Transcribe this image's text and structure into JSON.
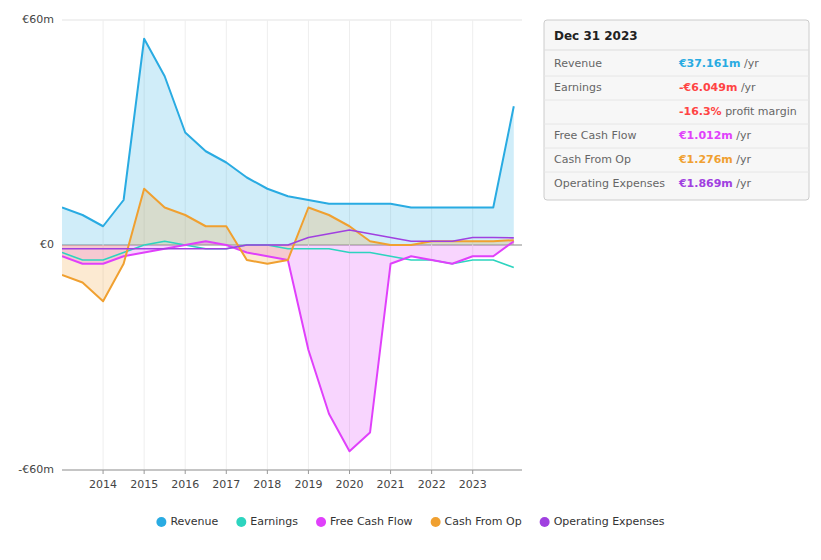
{
  "chart_data": {
    "type": "area",
    "x": [
      2013.0,
      2013.5,
      2014.0,
      2014.5,
      2015.0,
      2015.5,
      2016.0,
      2016.5,
      2017.0,
      2017.5,
      2018.0,
      2018.5,
      2019.0,
      2019.5,
      2020.0,
      2020.5,
      2021.0,
      2021.5,
      2022.0,
      2022.5,
      2023.0,
      2023.5,
      2024.0
    ],
    "series": [
      {
        "name": "Revenue",
        "color": "#29abe2",
        "type": "area",
        "values": [
          10,
          8,
          5,
          12,
          55,
          45,
          30,
          25,
          22,
          18,
          15,
          13,
          12,
          11,
          11,
          11,
          11,
          10,
          10,
          10,
          10,
          10,
          37
        ]
      },
      {
        "name": "Earnings",
        "color": "#2dd4bf",
        "type": "line",
        "values": [
          -2,
          -4,
          -4,
          -2,
          0,
          1,
          0,
          -1,
          -1,
          0,
          0,
          -1,
          -1,
          -1,
          -2,
          -2,
          -3,
          -4,
          -4,
          -5,
          -4,
          -4,
          -6
        ]
      },
      {
        "name": "Free Cash Flow",
        "color": "#e040fb",
        "type": "area",
        "values": [
          -3,
          -5,
          -5,
          -3,
          -2,
          -1,
          0,
          1,
          0,
          -2,
          -3,
          -4,
          -28,
          -45,
          -55,
          -50,
          -5,
          -3,
          -4,
          -5,
          -3,
          -3,
          1
        ]
      },
      {
        "name": "Cash From Op",
        "color": "#f0a030",
        "type": "area",
        "values": [
          -8,
          -10,
          -15,
          -5,
          15,
          10,
          8,
          5,
          5,
          -4,
          -5,
          -4,
          10,
          8,
          5,
          1,
          0,
          0,
          1,
          1,
          1,
          1,
          1.3
        ]
      },
      {
        "name": "Operating Expenses",
        "color": "#a040e0",
        "type": "line",
        "values": [
          -1,
          -1,
          -1,
          -1,
          -1,
          -1,
          -1,
          -1,
          -1,
          0,
          0,
          0,
          2,
          3,
          4,
          3,
          2,
          1,
          1,
          1,
          2,
          2,
          1.9
        ]
      }
    ],
    "xlim": [
      2013,
      2024.2
    ],
    "xticks": [
      2014,
      2015,
      2016,
      2017,
      2018,
      2019,
      2020,
      2021,
      2022,
      2023
    ],
    "ylim": [
      -60,
      60
    ],
    "yticks": [
      {
        "value": 60,
        "label": "€60m"
      },
      {
        "value": 0,
        "label": "€0"
      },
      {
        "value": -60,
        "label": "-€60m"
      }
    ],
    "grid": true,
    "legend": "bottom",
    "annotations": {
      "title": "Dec 31 2023",
      "rows": [
        {
          "label": "Revenue",
          "value": "€37.161m",
          "unit": " /yr",
          "color": "#29abe2"
        },
        {
          "label": "Earnings",
          "value": "-€6.049m",
          "unit": " /yr",
          "color": "#ff4444"
        },
        {
          "value": "-16.3%",
          "unit": " profit margin",
          "color": "#ff4444"
        },
        {
          "label": "Free Cash Flow",
          "value": "€1.012m",
          "unit": " /yr",
          "color": "#e040fb"
        },
        {
          "label": "Cash From Op",
          "value": "€1.276m",
          "unit": " /yr",
          "color": "#f0a030"
        },
        {
          "label": "Operating Expenses",
          "value": "€1.869m",
          "unit": " /yr",
          "color": "#a040e0"
        }
      ]
    }
  }
}
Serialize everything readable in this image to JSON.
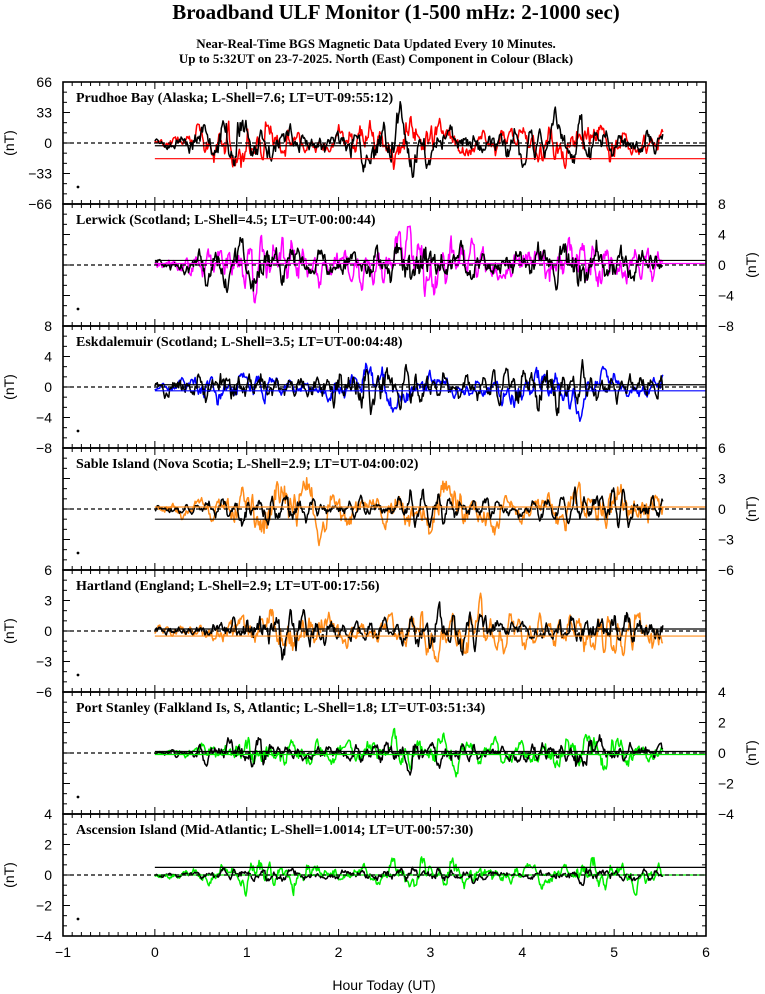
{
  "title": "Broadband ULF Monitor (1-500 mHz: 2-1000 sec)",
  "subtitle_line1": "Near-Real-Time BGS Magnetic Data Updated Every 10 Minutes.",
  "subtitle_line2": "Up to 5:32UT on 23-7-2025. North (East) Component in Colour (Black)",
  "xlabel": "Hour Today (UT)",
  "unit_label": "(nT)",
  "colors": {
    "red": "#ff0000",
    "magenta": "#ff00ff",
    "blue": "#0000ff",
    "orange": "#ff8c1a",
    "green": "#00ee00",
    "black": "#000000"
  },
  "chart_data": {
    "type": "line",
    "xlim": [
      -1,
      6
    ],
    "x_ticks": [
      -1,
      0,
      1,
      2,
      3,
      4,
      5,
      6
    ],
    "data_range_hours": [
      0,
      5.53
    ],
    "panels": [
      {
        "label": "Prudhoe Bay (Alaska; L-Shell=7.6; LT=UT-09:55:12)",
        "ylim": [
          -66,
          66
        ],
        "ticks": [
          -66,
          -33,
          0,
          33,
          66
        ],
        "tick_side": "left",
        "color": "red",
        "amplitude_north": 25,
        "amplitude_east": 28,
        "baseline_north": -17,
        "baseline_east": -3,
        "seed": 11
      },
      {
        "label": "Lerwick (Scotland; L-Shell=4.5; LT=UT-00:00:44)",
        "ylim": [
          -8,
          8
        ],
        "ticks": [
          -8,
          -4,
          0,
          4,
          8
        ],
        "tick_side": "right",
        "color": "magenta",
        "amplitude_north": 3.5,
        "amplitude_east": 3.0,
        "baseline_north": 0.2,
        "baseline_east": 0.6,
        "seed": 23
      },
      {
        "label": "Eskdalemuir (Scotland; L-Shell=3.5; LT=UT-00:04:48)",
        "ylim": [
          -8,
          8
        ],
        "ticks": [
          -8,
          -4,
          0,
          4,
          8
        ],
        "tick_side": "left",
        "color": "blue",
        "amplitude_north": 3.2,
        "amplitude_east": 3.0,
        "baseline_north": -0.5,
        "baseline_east": 0.3,
        "seed": 37
      },
      {
        "label": "Sable Island (Nova Scotia; L-Shell=2.9; LT=UT-04:00:02)",
        "ylim": [
          -6,
          6
        ],
        "ticks": [
          -6,
          -3,
          0,
          3,
          6
        ],
        "tick_side": "right",
        "color": "orange",
        "amplitude_north": 3.0,
        "amplitude_east": 1.6,
        "baseline_north": 0.2,
        "baseline_east": -1.0,
        "seed": 41
      },
      {
        "label": "Hartland (England; L-Shell=2.9; LT=UT-00:17:56)",
        "ylim": [
          -6,
          6
        ],
        "ticks": [
          -6,
          -3,
          0,
          3,
          6
        ],
        "tick_side": "left",
        "color": "orange",
        "amplitude_north": 2.5,
        "amplitude_east": 1.8,
        "baseline_north": -0.5,
        "baseline_east": 0.2,
        "seed": 53
      },
      {
        "label": "Port Stanley (Falkland Is, S, Atlantic; L-Shell=1.8; LT=UT-03:51:34)",
        "ylim": [
          -4,
          4
        ],
        "ticks": [
          -4,
          -2,
          0,
          2,
          4
        ],
        "tick_side": "right",
        "color": "green",
        "amplitude_north": 1.3,
        "amplitude_east": 0.9,
        "baseline_north": -0.1,
        "baseline_east": 0.1,
        "seed": 67
      },
      {
        "label": "Ascension Island (Mid-Atlantic; L-Shell=1.0014; LT=UT-00:57:30)",
        "ylim": [
          -4,
          4
        ],
        "ticks": [
          -4,
          -2,
          0,
          2,
          4
        ],
        "tick_side": "left",
        "color": "green",
        "amplitude_north": 1.0,
        "amplitude_east": 0.5,
        "baseline_north": 0.0,
        "baseline_east": 0.5,
        "seed": 79
      }
    ]
  }
}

################

What is needed:
Exclude the pictures and repeat every other part of the records word for word.

The reply:
Transcribe this image's text and structure into JSON.
{
  "chart_data": {
    "type": "area",
    "x": [
      2013.0,
      2013.5,
      2014.0,
      2014.5,
      2015.0,
      2015.5,
      2016.0,
      2016.5,
      2017.0,
      2017.5,
      2018.0,
      2018.5,
      2019.0,
      2019.5,
      2020.0,
      2020.5,
      2021.0,
      2021.5,
      2022.0,
      2022.5,
      2023.0,
      2023.5,
      2024.0
    ],
    "series": [
      {
        "name": "Revenue",
        "color": "#29abe2",
        "type": "area",
        "values": [
          10,
          8,
          5,
          12,
          55,
          45,
          30,
          25,
          22,
          18,
          15,
          13,
          12,
          11,
          11,
          11,
          11,
          10,
          10,
          10,
          10,
          10,
          37
        ]
      },
      {
        "name": "Earnings",
        "color": "#2dd4bf",
        "type": "line",
        "values": [
          -2,
          -4,
          -4,
          -2,
          0,
          1,
          0,
          -1,
          -1,
          0,
          0,
          -1,
          -1,
          -1,
          -2,
          -2,
          -3,
          -4,
          -4,
          -5,
          -4,
          -4,
          -6
        ]
      },
      {
        "name": "Free Cash Flow",
        "color": "#e040fb",
        "type": "area",
        "values": [
          -3,
          -5,
          -5,
          -3,
          -2,
          -1,
          0,
          1,
          0,
          -2,
          -3,
          -4,
          -28,
          -45,
          -55,
          -50,
          -5,
          -3,
          -4,
          -5,
          -3,
          -3,
          1
        ]
      },
      {
        "name": "Cash From Op",
        "color": "#f0a030",
        "type": "area",
        "values": [
          -8,
          -10,
          -15,
          -5,
          15,
          10,
          8,
          5,
          5,
          -4,
          -5,
          -4,
          10,
          8,
          5,
          1,
          0,
          0,
          1,
          1,
          1,
          1,
          1.3
        ]
      },
      {
        "name": "Operating Expenses",
        "color": "#a040e0",
        "type": "line",
        "values": [
          -1,
          -1,
          -1,
          -1,
          -1,
          -1,
          -1,
          -1,
          -1,
          0,
          0,
          0,
          2,
          3,
          4,
          3,
          2,
          1,
          1,
          1,
          2,
          2,
          1.9
        ]
      }
    ],
    "xlim": [
      2013,
      2024.2
    ],
    "xticks": [
      2014,
      2015,
      2016,
      2017,
      2018,
      2019,
      2020,
      2021,
      2022,
      2023
    ],
    "ylim": [
      -60,
      60
    ],
    "yticks": [
      {
        "value": 60,
        "label": "€60m"
      },
      {
        "value": 0,
        "label": "€0"
      },
      {
        "value": -60,
        "label": "-€60m"
      }
    ],
    "grid": true,
    "legend": "bottom",
    "annotations": {
      "title": "Dec 31 2023",
      "rows": [
        {
          "label": "Revenue",
          "value": "€37.161m",
          "unit": " /yr",
          "color": "#29abe2"
        },
        {
          "label": "Earnings",
          "value": "-€6.049m",
          "unit": " /yr",
          "color": "#ff4444"
        },
        {
          "value": "-16.3%",
          "unit": " profit margin",
          "color": "#ff4444"
        },
        {
          "label": "Free Cash Flow",
          "value": "€1.012m",
          "unit": " /yr",
          "color": "#e040fb"
        },
        {
          "label": "Cash From Op",
          "value": "€1.276m",
          "unit": " /yr",
          "color": "#f0a030"
        },
        {
          "label": "Operating Expenses",
          "value": "€1.869m",
          "unit": " /yr",
          "color": "#a040e0"
        }
      ]
    }
  }
}
Serialize everything readable in this image to JSON.
{
  "title": "Broadband ULF Monitor (1-500 mHz: 2-1000 sec)",
  "subtitle_line1": "Near-Real-Time BGS Magnetic Data Updated Every 10 Minutes.",
  "subtitle_line2": "Up to 5:32UT on 23-7-2025. North (East) Component in Colour (Black)",
  "xlabel": "Hour Today (UT)",
  "unit_label": "(nT)",
  "colors": {
    "red": "#ff0000",
    "magenta": "#ff00ff",
    "blue": "#0000ff",
    "orange": "#ff8c1a",
    "green": "#00ee00",
    "black": "#000000"
  },
  "chart_data": {
    "type": "line",
    "xlim": [
      -1,
      6
    ],
    "x_ticks": [
      -1,
      0,
      1,
      2,
      3,
      4,
      5,
      6
    ],
    "data_range_hours": [
      0,
      5.53
    ],
    "panels": [
      {
        "label": "Prudhoe Bay (Alaska; L-Shell=7.6; LT=UT-09:55:12)",
        "ylim": [
          -66,
          66
        ],
        "ticks": [
          -66,
          -33,
          0,
          33,
          66
        ],
        "tick_side": "left",
        "color": "red",
        "amplitude_north": 25,
        "amplitude_east": 28,
        "baseline_north": -17,
        "baseline_east": -3,
        "seed": 11
      },
      {
        "label": "Lerwick (Scotland; L-Shell=4.5; LT=UT-00:00:44)",
        "ylim": [
          -8,
          8
        ],
        "ticks": [
          -8,
          -4,
          0,
          4,
          8
        ],
        "tick_side": "right",
        "color": "magenta",
        "amplitude_north": 3.5,
        "amplitude_east": 3.0,
        "baseline_north": 0.2,
        "baseline_east": 0.6,
        "seed": 23
      },
      {
        "label": "Eskdalemuir (Scotland; L-Shell=3.5; LT=UT-00:04:48)",
        "ylim": [
          -8,
          8
        ],
        "ticks": [
          -8,
          -4,
          0,
          4,
          8
        ],
        "tick_side": "left",
        "color": "blue",
        "amplitude_north": 3.2,
        "amplitude_east": 3.0,
        "baseline_north": -0.5,
        "baseline_east": 0.3,
        "seed": 37
      },
      {
        "label": "Sable Island (Nova Scotia; L-Shell=2.9; LT=UT-04:00:02)",
        "ylim": [
          -6,
          6
        ],
        "ticks": [
          -6,
          -3,
          0,
          3,
          6
        ],
        "tick_side": "right",
        "color": "orange",
        "amplitude_north": 3.0,
        "amplitude_east": 1.6,
        "baseline_north": 0.2,
        "baseline_east": -1.0,
        "seed": 41
      },
      {
        "label": "Hartland (England; L-Shell=2.9; LT=UT-00:17:56)",
        "ylim": [
          -6,
          6
        ],
        "ticks": [
          -6,
          -3,
          0,
          3,
          6
        ],
        "tick_side": "left",
        "color": "orange",
        "amplitude_north": 2.5,
        "amplitude_east": 1.8,
        "baseline_north": -0.5,
        "baseline_east": 0.2,
        "seed": 53
      },
      {
        "label": "Port Stanley (Falkland Is, S, Atlantic; L-Shell=1.8; LT=UT-03:51:34)",
        "ylim": [
          -4,
          4
        ],
        "ticks": [
          -4,
          -2,
          0,
          2,
          4
        ],
        "tick_side": "right",
        "color": "green",
        "amplitude_north": 1.3,
        "amplitude_east": 0.9,
        "baseline_north": -0.1,
        "baseline_east": 0.1,
        "seed": 67
      },
      {
        "label": "Ascension Island (Mid-Atlantic; L-Shell=1.0014; LT=UT-00:57:30)",
        "ylim": [
          -4,
          4
        ],
        "ticks": [
          -4,
          -2,
          0,
          2,
          4
        ],
        "tick_side": "left",
        "color": "green",
        "amplitude_north": 1.0,
        "amplitude_east": 0.5,
        "baseline_north": 0.0,
        "baseline_east": 0.5,
        "seed": 79
      }
    ]
  }
}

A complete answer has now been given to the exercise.